> **Set exercise**
Below is a listing; reproduce each line of it exactly.

> **Exercise material**
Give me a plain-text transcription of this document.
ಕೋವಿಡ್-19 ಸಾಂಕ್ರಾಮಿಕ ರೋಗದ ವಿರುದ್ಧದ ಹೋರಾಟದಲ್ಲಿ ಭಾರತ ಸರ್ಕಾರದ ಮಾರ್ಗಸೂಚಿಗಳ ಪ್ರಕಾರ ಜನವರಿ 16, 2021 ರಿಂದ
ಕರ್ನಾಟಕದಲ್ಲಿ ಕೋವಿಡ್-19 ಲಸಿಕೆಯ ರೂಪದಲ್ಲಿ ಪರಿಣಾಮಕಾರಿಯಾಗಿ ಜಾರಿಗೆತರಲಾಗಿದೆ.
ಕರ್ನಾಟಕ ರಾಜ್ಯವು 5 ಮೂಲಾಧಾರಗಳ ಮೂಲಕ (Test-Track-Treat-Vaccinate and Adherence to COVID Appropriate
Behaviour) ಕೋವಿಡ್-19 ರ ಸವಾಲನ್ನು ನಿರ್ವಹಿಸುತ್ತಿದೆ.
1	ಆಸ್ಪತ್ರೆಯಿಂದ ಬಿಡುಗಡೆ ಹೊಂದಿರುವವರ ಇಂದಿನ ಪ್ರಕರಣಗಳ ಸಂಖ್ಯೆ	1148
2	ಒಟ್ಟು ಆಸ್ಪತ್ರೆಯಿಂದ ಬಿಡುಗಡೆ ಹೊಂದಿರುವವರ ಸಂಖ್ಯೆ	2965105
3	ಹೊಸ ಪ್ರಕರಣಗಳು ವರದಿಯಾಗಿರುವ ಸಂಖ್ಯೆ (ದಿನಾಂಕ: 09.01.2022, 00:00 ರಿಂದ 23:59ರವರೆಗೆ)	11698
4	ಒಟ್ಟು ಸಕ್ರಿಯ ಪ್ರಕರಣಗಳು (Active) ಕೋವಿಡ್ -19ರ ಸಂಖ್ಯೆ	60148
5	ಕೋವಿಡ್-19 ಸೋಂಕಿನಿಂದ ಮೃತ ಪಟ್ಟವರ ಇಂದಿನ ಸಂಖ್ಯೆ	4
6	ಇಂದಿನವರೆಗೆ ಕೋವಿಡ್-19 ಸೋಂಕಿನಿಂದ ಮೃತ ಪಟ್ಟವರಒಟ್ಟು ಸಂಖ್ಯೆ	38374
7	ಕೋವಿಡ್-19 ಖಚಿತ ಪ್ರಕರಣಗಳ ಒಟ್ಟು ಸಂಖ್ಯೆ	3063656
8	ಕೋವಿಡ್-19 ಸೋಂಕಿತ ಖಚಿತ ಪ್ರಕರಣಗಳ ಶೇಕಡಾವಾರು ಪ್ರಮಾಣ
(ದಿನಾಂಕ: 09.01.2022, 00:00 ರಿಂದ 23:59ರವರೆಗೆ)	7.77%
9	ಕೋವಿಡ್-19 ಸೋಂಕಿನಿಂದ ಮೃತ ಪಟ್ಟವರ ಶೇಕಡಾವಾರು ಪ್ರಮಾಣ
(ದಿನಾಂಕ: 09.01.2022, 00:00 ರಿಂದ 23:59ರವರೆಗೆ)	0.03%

> **Solution**
Give me a plain-text transcription of this document.
ಕೋವಿಡ್-19 ಸಾಂಕ್ರಾಮಿಕ ರೋಗದ ವಿರುದ್ಧದ ಹೋರಾಟದಲ್ಲಿ ಭಾರತ ಸರ್ಕಾರದ ಮಾರ್ಗಸೂಚಿಗಳ ಪ್ರಕಾರ ಜನವರಿ 16, 2021 ರಿಂದ
ಕರ್ನಾಟಕದಲ್ಲಿ ಕೋವಿಡ್-19 ಲಸಿಕೆಯ ರೂಪದಲ್ಲಿ ಪರಿಣಾಮಕಾರಿಯಾಗಿ ಜಾರಿಗೆತರಲಾಗಿದೆ.
ಕರ್ನಾಟಕ ರಾಜ್ಯವು 5 ಮೂಲಾಧಾರಗಳ ಮೂಲಕ (Test-Track-Treat-Vaccinate and Adherence to COVID Appropriate
Behaviour) ಕೋವಿಡ್-19 ರ ಸವಾಲನ್ನು ನಿರ್ವಹಿಸುತ್ತಿದೆ.
1	ಆಸ್ಪತ್ರೆಯಿಂದ ಬಿಡುಗಡೆ ಹೊಂದಿರುವವರ ಇಂದಿನ ಪ್ರಕರಣಗಳ ಸಂಖ್ಯೆ	1148
2	ಒಟ್ಟು ಆಸ್ಪತ್ರೆಯಿಂದ ಬಿಡುಗಡೆ ಹೊಂದಿರುವವರ ಸಂಖ್ಯೆ	2965105
3	ಹೊಸ ಪ್ರಕರಣಗಳು ವರದಿಯಾಗಿರುವ ಸಂಖ್ಯೆ (ದಿನಾಂಕ: 09.01.2022, 00:00 ರಿಂದ 23:59ರವರೆಗೆ)	11698
4	ಒಟ್ಟು ಸಕ್ರಿಯ ಪ್ರಕರಣಗಳು (Active) ಕೋವಿಡ್ -19ರ ಸಂಖ್ಯೆ	60148
5	ಕೋವಿಡ್-19 ಸೋಂಕಿನಿಂದ ಮೃತ ಪಟ್ಟವರ ಇಂದಿನ ಸಂಖ್ಯೆ	4
6	ಇಂದಿನವರೆಗೆ ಕೋವಿಡ್-19 ಸೋಂಕಿನಿಂದ ಮೃತ ಪಟ್ಟವರಒಟ್ಟು ಸಂಖ್ಯೆ	38374
7	ಕೋವಿಡ್-19 ಖಚಿತ ಪ್ರಕರಣಗಳ ಒಟ್ಟು ಸಂಖ್ಯೆ	3063656
8	ಕೋವಿಡ್-19 ಸೋಂಕಿತ ಖಚಿತ ಪ್ರಕರಣಗಳ ಶೇಕಡಾವಾರು ಪ್ರಮಾಣ
(ದಿನಾಂಕ: 09.01.2022, 00:00 ರಿಂದ 23:59ರವರೆಗೆ)	7.77%
9	ಕೋವಿಡ್-19 ಸೋಂಕಿನಿಂದ ಮೃತ ಪಟ್ಟವರ ಶೇಕಡಾವಾರು ಪ್ರಮಾಣ
(ದಿನಾಂಕ: 09.01.2022, 00:00 ರಿಂದ 23:59ರವರೆಗೆ)	0.03%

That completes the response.